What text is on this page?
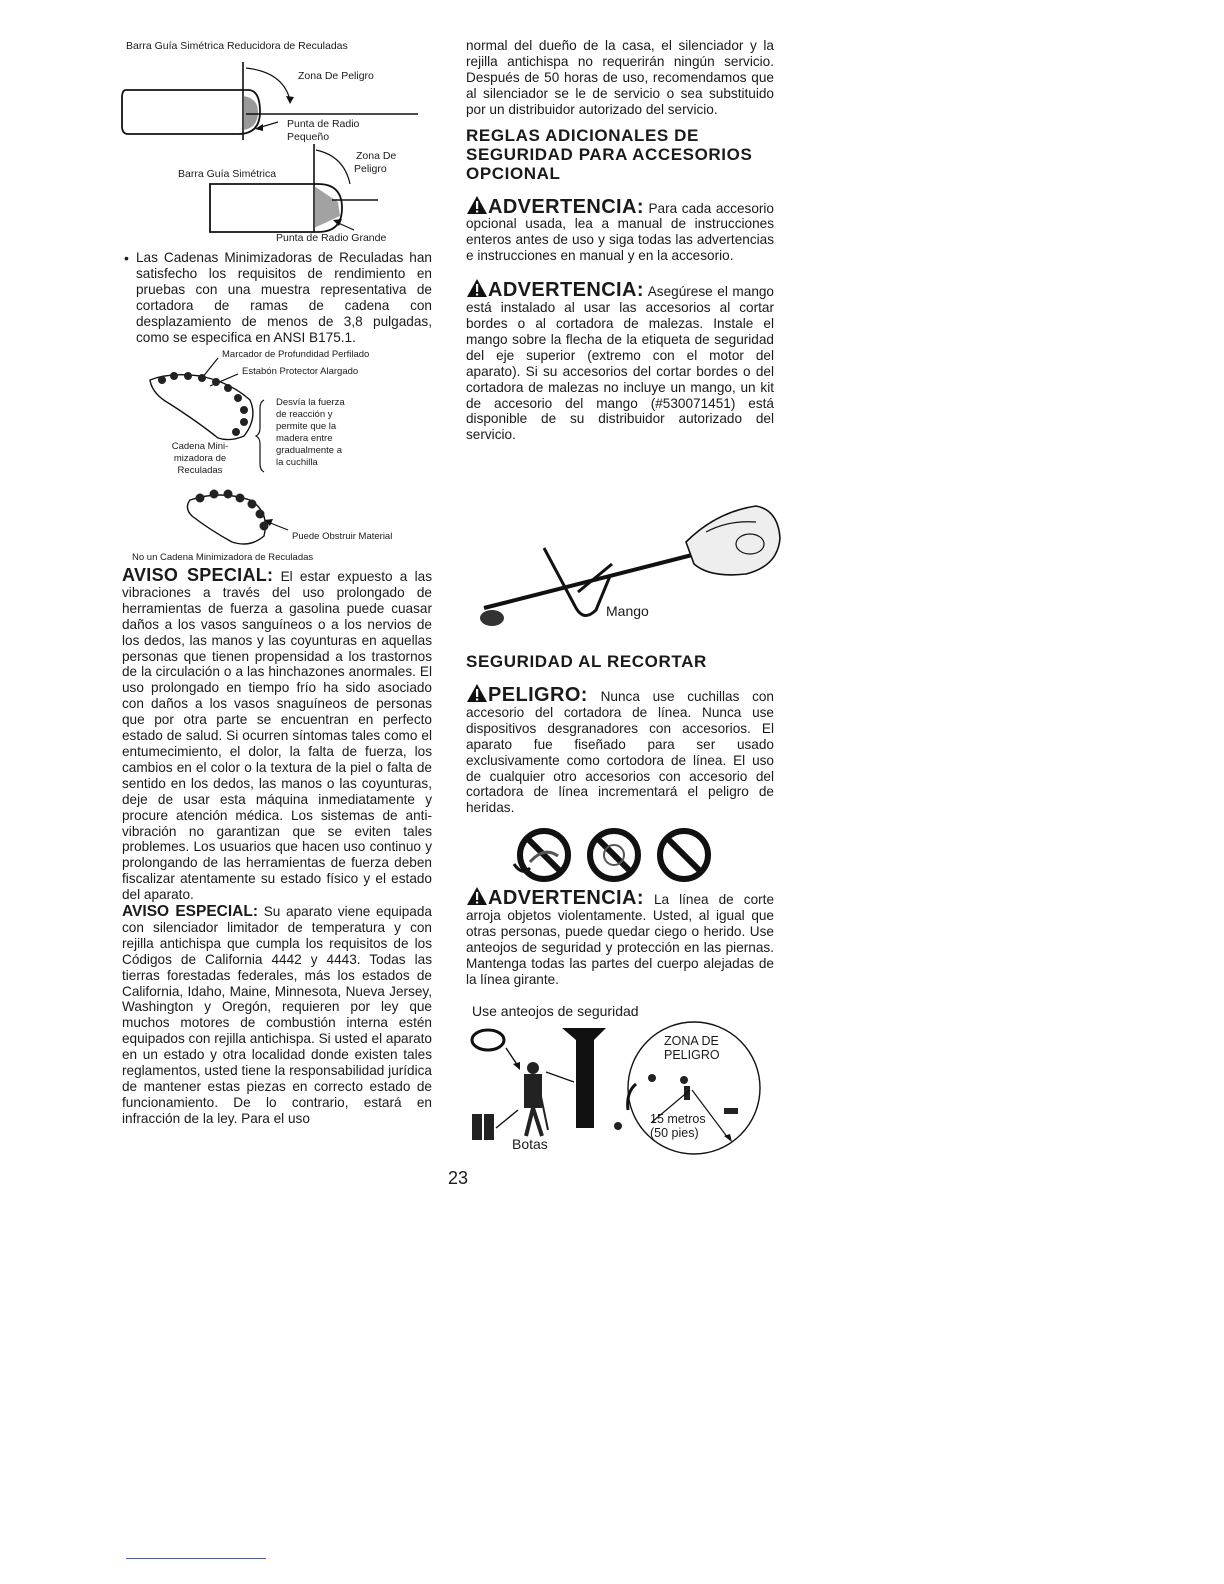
Barra Guía Simétrica Reducidora de Reculadas
Zona De Peligro
Punta de Radio
Pequeño
Zona De
Peligro
Barra Guía Simétrica
Punta de Radio Grande
• Las Cadenas Minimizadoras de Reculadas han satisfecho los requisitos de rendimiento en pruebas con una muestra representativa de cortadora de ramas de cadena con desplazamiento de menos de 3,8 pulgadas, como se especifica en ANSI B175.1.

Marcador de Profundidad Perfilado
Estabón Protector Alargado
Desvía la fuerza
de reacción y
permite que la
madera entre
gradualmente a
la cuchilla
Cadena Mini-
mizadora de
Reculadas
Puede Obstruir Material
No un Cadena Minimizadora de Reculadas

AVISO SPECIAL: El estar expuesto a las vibraciones a través del uso prolongado de herramientas de fuerza a gasolina puede cuasar daños a los vasos sanguíneos o a los nervios de los dedos, las manos y las coyunturas en aquellas personas que tienen propensidad a los trastornos de la circulación o a las hinchazones anormales. El uso prolongado en tiempo frío ha sido asociado con daños a los vasos snaguíneos de personas que por otra parte se encuentran en perfecto estado de salud. Si ocurren síntomas tales como el entumecimiento, el dolor, la falta de fuerza, los cambios en el color o la textura de la piel o falta de sentido en los dedos, las manos o las coyunturas, deje de usar esta máquina inmediatamente y procure atención médica. Los sistemas de anti-vibración no garantizan que se eviten tales problemes. Los usuarios que hacen uso continuo y prolongando de las herramientas de fuerza deben fiscalizar atentamente su estado físico y el estado del aparato.

AVISO ESPECIAL: Su aparato viene equipada con silenciador limitador de temperatura y con rejilla antichispa que cumpla los requisitos de los Códigos de California 4442 y 4443. Todas las tierras forestadas federales, más los estados de California, Idaho, Maine, Minnesota, Nueva Jersey, Washington y Oregón, requieren por ley que muchos motores de combustión interna estén equipados con rejilla antichispa. Si usted el aparato en un estado y otra localidad donde existen tales reglamentos, usted tiene la responsabilidad jurídica de mantener estas piezas en correcto estado de funcionamiento. De lo contrario, estará en infracción de la ley. Para el uso

normal del dueño de la casa, el silenciador y la rejilla antichispa no requerirán ningún servicio. Después de 50 horas de uso, recomendamos que al silenciador se le de servicio o sea substituido por un distribuidor autorizado del servicio.

REGLAS ADICIONALES DE SEGURIDAD PARA ACCESORIOS OPCIONAL

ADVERTENCIA: Para cada accesorio opcional usada, lea a manual de instrucciones enteros antes de uso y siga todas las advertencias e instrucciones en manual y en la accesorio.

ADVERTENCIA: Asegúrese el mango está instalado al usar las accesorios al cortar bordes o al cortadora de malezas. Instale el mango sobre la flecha de la etiqueta de seguridad del eje superior (extremo con el motor del aparato). Si su accesorios del cortar bordes o del cortadora de malezas no incluye un mango, un kit de accesorio del mango (#530071451) está disponible de su distribuidor autorizado del servicio.

Mango
SEGURIDAD AL RECORTAR

PELIGRO: Nunca use cuchillas con accesorio del cortadora de línea. Nunca use dispositivos desgranadores con accesorios. El aparato fue fiseñado para ser usado exclusivamente como cortodora de línea. El uso de cualquier otro accesorios con accesorio del cortadora de línea incrementará el peligro de heridas.

ADVERTENCIA: La línea de corte arroja objetos violentamente. Usted, al igual que otras personas, puede quedar ciego o herido. Use anteojos de seguridad y protección en las piernas. Mantenga todas las partes del cuerpo alejadas de la línea girante.

Use anteojos de seguridad
ZONA DE
PELIGRO
15 metros
(50 pies)
Botas
23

Exercise instructions
Point out every line holding the string "fuerza" and copy it.

Expected answer
Desvía la fuerza
AVISO SPECIAL: El estar expuesto a las vibraciones a través del uso prolongado de herramientas de fuerza a gasolina puede cuasar daños a los vasos sanguíneos o a los nervios de los dedos, las manos y las coyunturas en aquellas personas que tienen propensidad a los trastornos de la circulación o a las hinchazones anormales. El uso prolongado en tiempo frío ha sido asociado con daños a los vasos snaguíneos de personas que por otra parte se encuentran en perfecto estado de salud. Si ocurren síntomas tales como el entumecimiento, el dolor, la falta de fuerza, los cambios en el color o la textura de la piel o falta de sentido en los dedos, las manos o las coyunturas, deje de usar esta máquina inmediatamente y procure atención médica. Los sistemas de anti-vibración no garantizan que se eviten tales problemes. Los usuarios que hacen uso continuo y prolongando de las herramientas de fuerza deben fiscalizar atentamente su estado físico y el estado del aparato.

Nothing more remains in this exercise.